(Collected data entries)
====
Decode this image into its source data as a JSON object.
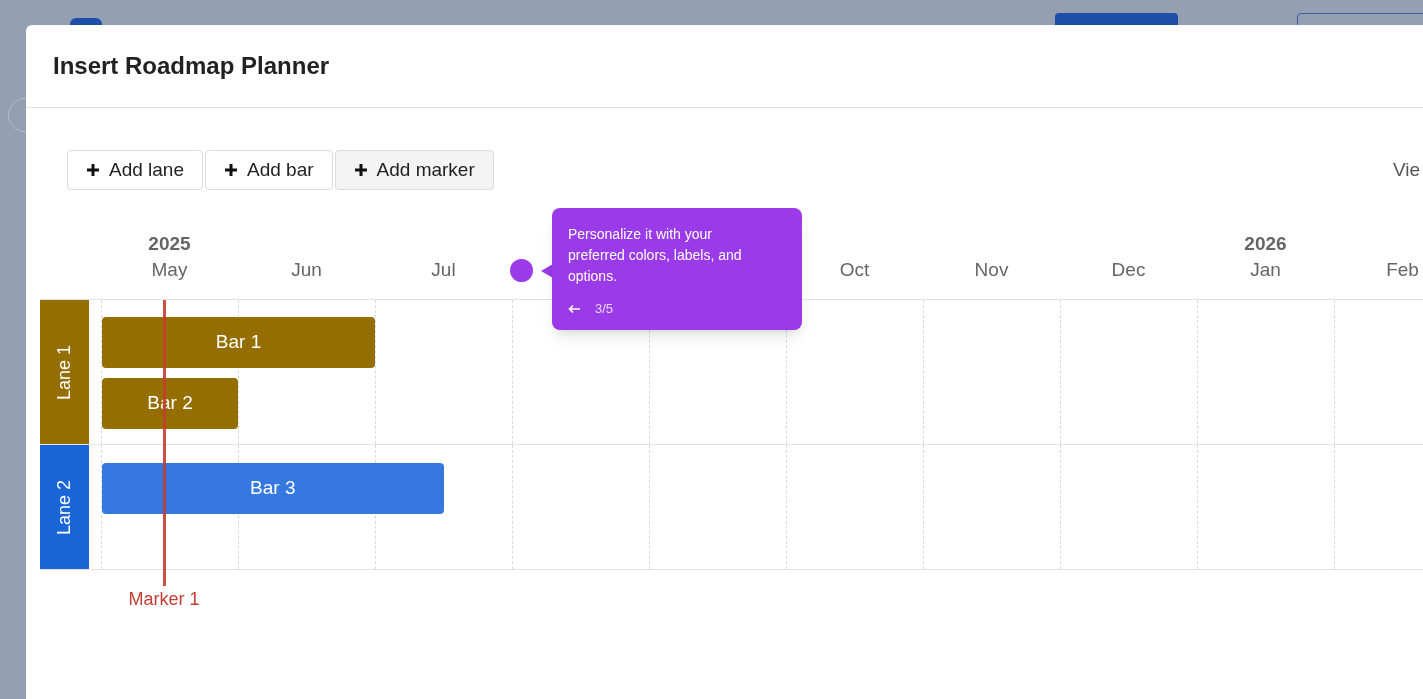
{
  "dialog": {
    "title": "Insert Roadmap Planner"
  },
  "toolbar": {
    "buttons": [
      {
        "label": "Add lane"
      },
      {
        "label": "Add bar"
      },
      {
        "label": "Add marker"
      }
    ],
    "view_label": "Vie"
  },
  "timeline": {
    "months": [
      {
        "label": "May",
        "year": "2025"
      },
      {
        "label": "Jun"
      },
      {
        "label": "Jul"
      },
      {
        "label": "Oct"
      },
      {
        "label": "Nov"
      },
      {
        "label": "Dec"
      },
      {
        "label": "Jan",
        "year": "2026"
      },
      {
        "label": "Feb"
      }
    ],
    "lanes": [
      {
        "label": "Lane 1",
        "color": "#946f00",
        "bars": [
          {
            "label": "Bar 1",
            "color": "#946f00"
          },
          {
            "label": "Bar 2",
            "color": "#946f00"
          }
        ]
      },
      {
        "label": "Lane 2",
        "color": "#1a66d9",
        "bars": [
          {
            "label": "Bar 3",
            "color": "#3579e0"
          }
        ]
      }
    ],
    "marker": {
      "label": "Marker 1",
      "color": "#c43d33"
    }
  },
  "tour_tooltip": {
    "text": "Personalize it with your preferred colors, labels, and options.",
    "step": "3/5"
  }
}
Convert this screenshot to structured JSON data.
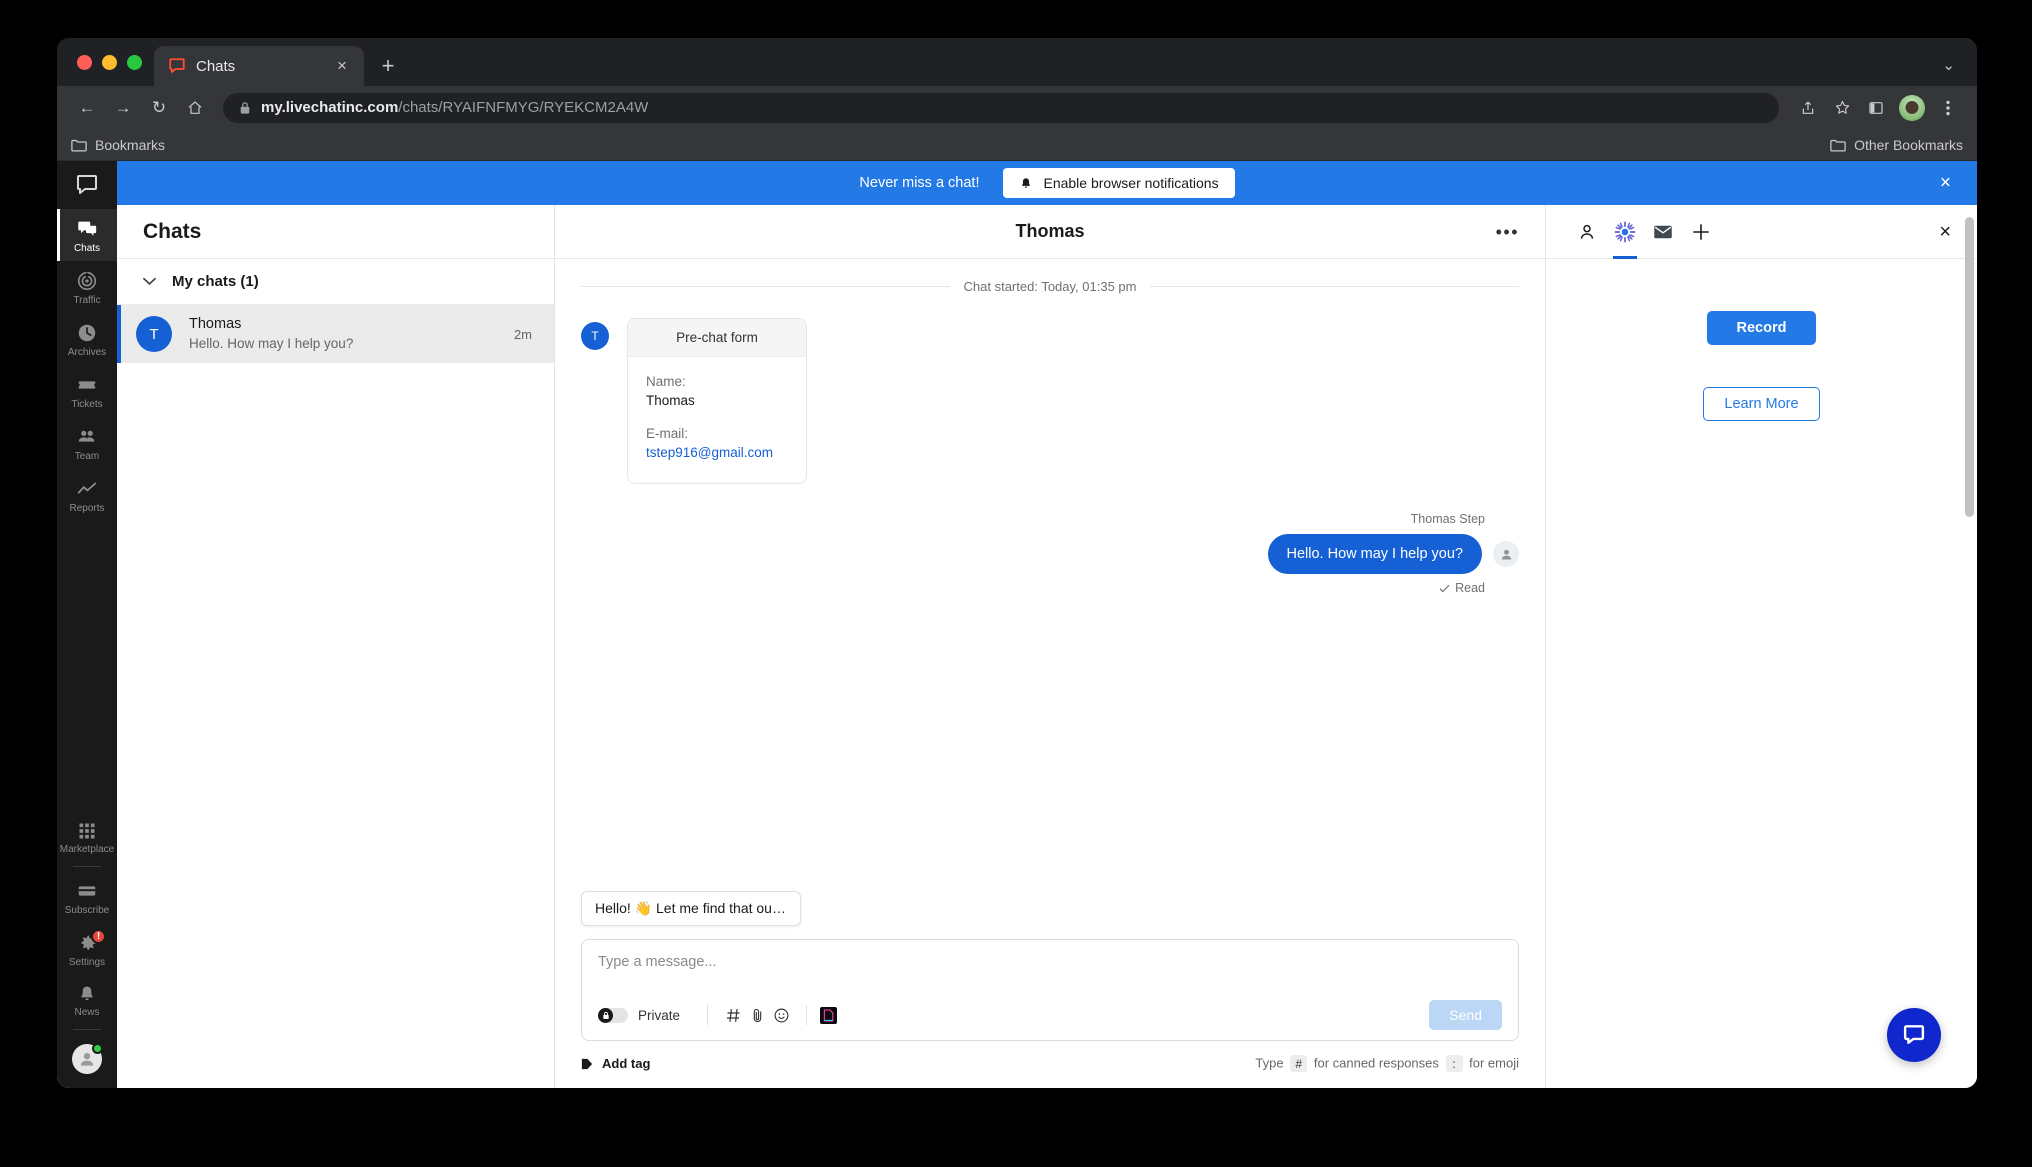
{
  "browser": {
    "tab": {
      "title": "Chats",
      "favicon": "livechat-icon",
      "close": "×"
    },
    "new_tab_label": "+",
    "tabstrip_chevron": "⌄",
    "nav": {
      "back": "←",
      "forward": "→",
      "reload": "↻",
      "home": "⌂"
    },
    "omnibox": {
      "host": "my.livechatinc.com",
      "path": "/chats/RYAIFNFMYG/RYEKCM2A4W",
      "lock": "lock-icon"
    },
    "toolbar_icons": [
      "share-icon",
      "bookmark-star-icon",
      "side-panel-icon",
      "profile-avatar",
      "chrome-menu-icon"
    ],
    "bookmarks": {
      "label": "Bookmarks",
      "other_label": "Other Bookmarks"
    }
  },
  "sidebar": {
    "logo": "livechat-logo",
    "items": [
      {
        "label": "Chats",
        "icon": "chats-icon",
        "active": true
      },
      {
        "label": "Traffic",
        "icon": "traffic-icon",
        "active": false
      },
      {
        "label": "Archives",
        "icon": "archives-clock-icon",
        "active": false
      },
      {
        "label": "Tickets",
        "icon": "tickets-icon",
        "active": false
      },
      {
        "label": "Team",
        "icon": "team-icon",
        "active": false
      },
      {
        "label": "Reports",
        "icon": "reports-chart-icon",
        "active": false
      }
    ],
    "bottom_items": [
      {
        "label": "Marketplace",
        "icon": "grid-icon",
        "badge": ""
      },
      {
        "label": "Subscribe",
        "icon": "credit-card-icon",
        "badge": ""
      },
      {
        "label": "Settings",
        "icon": "gear-icon",
        "badge": "!"
      },
      {
        "label": "News",
        "icon": "bell-icon",
        "badge": ""
      }
    ],
    "account": {
      "icon": "user-avatar",
      "status": "online"
    }
  },
  "banner": {
    "text": "Never miss a chat!",
    "button_label": "Enable browser notifications",
    "button_icon": "bell-icon",
    "close": "×",
    "color": "#2379e6"
  },
  "chat_list": {
    "title": "Chats",
    "group_label": "My chats (1)",
    "group_chevron": "chevron-down-icon",
    "rows": [
      {
        "initial": "T",
        "name": "Thomas",
        "preview": "Hello. How may I help you?",
        "time": "2m"
      }
    ]
  },
  "conversation": {
    "title": "Thomas",
    "more": "•••",
    "started": "Chat started: Today, 01:35 pm",
    "prechat": {
      "avatar_initial": "T",
      "header": "Pre-chat form",
      "name_label": "Name:",
      "name_value": "Thomas",
      "email_label": "E-mail:",
      "email_value": "tstep916@gmail.com"
    },
    "agent_message": {
      "author": "Thomas Step",
      "text": "Hello. How may I help you?",
      "status": "Read",
      "status_icon": "check-icon",
      "bubble_color": "#1560d4"
    },
    "composer": {
      "suggestion": "Hello! 👋 Let me find that out f…",
      "placeholder": "Type a message...",
      "private_label": "Private",
      "private_icon": "lock-icon",
      "tools": [
        "hash-icon",
        "attachment-icon",
        "emoji-icon",
        "app-icon"
      ],
      "send_label": "Send"
    },
    "footer": {
      "add_tag": "Add tag",
      "add_tag_icon": "tag-icon",
      "hint_prefix": "Type",
      "hint_key_hash": "#",
      "hint_middle": "for canned responses",
      "hint_key_colon": ":",
      "hint_suffix": "for emoji"
    }
  },
  "details_panel": {
    "tabs": [
      {
        "icon": "person-icon",
        "active": false
      },
      {
        "icon": "sun-burst-icon",
        "active": true
      },
      {
        "icon": "mail-icon",
        "active": false
      },
      {
        "icon": "plus-icon",
        "active": false
      }
    ],
    "close": "×",
    "record_label": "Record",
    "learn_more_label": "Learn More",
    "accent": "#2379e6"
  },
  "widget": {
    "icon": "livechat-bubble-icon",
    "color": "#0f27cc"
  }
}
====
*SET EXERCISE*
Make an exact copy of the whole listing, but don't bring over any pictures.

*RESPONSE*
Decode this image into its source data as a JSON object.
{
  "dialog": {
    "title": "Insert Roadmap Planner"
  },
  "toolbar": {
    "buttons": [
      {
        "label": "Add lane"
      },
      {
        "label": "Add bar"
      },
      {
        "label": "Add marker"
      }
    ],
    "view_label": "Vie"
  },
  "timeline": {
    "months": [
      {
        "label": "May",
        "year": "2025"
      },
      {
        "label": "Jun"
      },
      {
        "label": "Jul"
      },
      {
        "label": "Oct"
      },
      {
        "label": "Nov"
      },
      {
        "label": "Dec"
      },
      {
        "label": "Jan",
        "year": "2026"
      },
      {
        "label": "Feb"
      }
    ],
    "lanes": [
      {
        "label": "Lane 1",
        "color": "#946f00",
        "bars": [
          {
            "label": "Bar 1",
            "color": "#946f00"
          },
          {
            "label": "Bar 2",
            "color": "#946f00"
          }
        ]
      },
      {
        "label": "Lane 2",
        "color": "#1a66d9",
        "bars": [
          {
            "label": "Bar 3",
            "color": "#3579e0"
          }
        ]
      }
    ],
    "marker": {
      "label": "Marker 1",
      "color": "#c43d33"
    }
  },
  "tour_tooltip": {
    "text": "Personalize it with your preferred colors, labels, and options.",
    "step": "3/5"
  }
}
Convert this screenshot to structured JSON data.
{
  "browser": {
    "tab": {
      "title": "Chats",
      "favicon": "livechat-icon",
      "close": "×"
    },
    "new_tab_label": "+",
    "tabstrip_chevron": "⌄",
    "nav": {
      "back": "←",
      "forward": "→",
      "reload": "↻",
      "home": "⌂"
    },
    "omnibox": {
      "host": "my.livechatinc.com",
      "path": "/chats/RYAIFNFMYG/RYEKCM2A4W",
      "lock": "lock-icon"
    },
    "toolbar_icons": [
      "share-icon",
      "bookmark-star-icon",
      "side-panel-icon",
      "profile-avatar",
      "chrome-menu-icon"
    ],
    "bookmarks": {
      "label": "Bookmarks",
      "other_label": "Other Bookmarks"
    }
  },
  "sidebar": {
    "logo": "livechat-logo",
    "items": [
      {
        "label": "Chats",
        "icon": "chats-icon",
        "active": true
      },
      {
        "label": "Traffic",
        "icon": "traffic-icon",
        "active": false
      },
      {
        "label": "Archives",
        "icon": "archives-clock-icon",
        "active": false
      },
      {
        "label": "Tickets",
        "icon": "tickets-icon",
        "active": false
      },
      {
        "label": "Team",
        "icon": "team-icon",
        "active": false
      },
      {
        "label": "Reports",
        "icon": "reports-chart-icon",
        "active": false
      }
    ],
    "bottom_items": [
      {
        "label": "Marketplace",
        "icon": "grid-icon",
        "badge": ""
      },
      {
        "label": "Subscribe",
        "icon": "credit-card-icon",
        "badge": ""
      },
      {
        "label": "Settings",
        "icon": "gear-icon",
        "badge": "!"
      },
      {
        "label": "News",
        "icon": "bell-icon",
        "badge": ""
      }
    ],
    "account": {
      "icon": "user-avatar",
      "status": "online"
    }
  },
  "banner": {
    "text": "Never miss a chat!",
    "button_label": "Enable browser notifications",
    "button_icon": "bell-icon",
    "close": "×",
    "color": "#2379e6"
  },
  "chat_list": {
    "title": "Chats",
    "group_label": "My chats (1)",
    "group_chevron": "chevron-down-icon",
    "rows": [
      {
        "initial": "T",
        "name": "Thomas",
        "preview": "Hello. How may I help you?",
        "time": "2m"
      }
    ]
  },
  "conversation": {
    "title": "Thomas",
    "more": "•••",
    "started": "Chat started: Today, 01:35 pm",
    "prechat": {
      "avatar_initial": "T",
      "header": "Pre-chat form",
      "name_label": "Name:",
      "name_value": "Thomas",
      "email_label": "E-mail:",
      "email_value": "tstep916@gmail.com"
    },
    "agent_message": {
      "author": "Thomas Step",
      "text": "Hello. How may I help you?",
      "status": "Read",
      "status_icon": "check-icon",
      "bubble_color": "#1560d4"
    },
    "composer": {
      "suggestion": "Hello! 👋 Let me find that out f…",
      "placeholder": "Type a message...",
      "private_label": "Private",
      "private_icon": "lock-icon",
      "tools": [
        "hash-icon",
        "attachment-icon",
        "emoji-icon",
        "app-icon"
      ],
      "send_label": "Send"
    },
    "footer": {
      "add_tag": "Add tag",
      "add_tag_icon": "tag-icon",
      "hint_prefix": "Type",
      "hint_key_hash": "#",
      "hint_middle": "for canned responses",
      "hint_key_colon": ":",
      "hint_suffix": "for emoji"
    }
  },
  "details_panel": {
    "tabs": [
      {
        "icon": "person-icon",
        "active": false
      },
      {
        "icon": "sun-burst-icon",
        "active": true
      },
      {
        "icon": "mail-icon",
        "active": false
      },
      {
        "icon": "plus-icon",
        "active": false
      }
    ],
    "close": "×",
    "record_label": "Record",
    "learn_more_label": "Learn More",
    "accent": "#2379e6"
  },
  "widget": {
    "icon": "livechat-bubble-icon",
    "color": "#0f27cc"
  }
}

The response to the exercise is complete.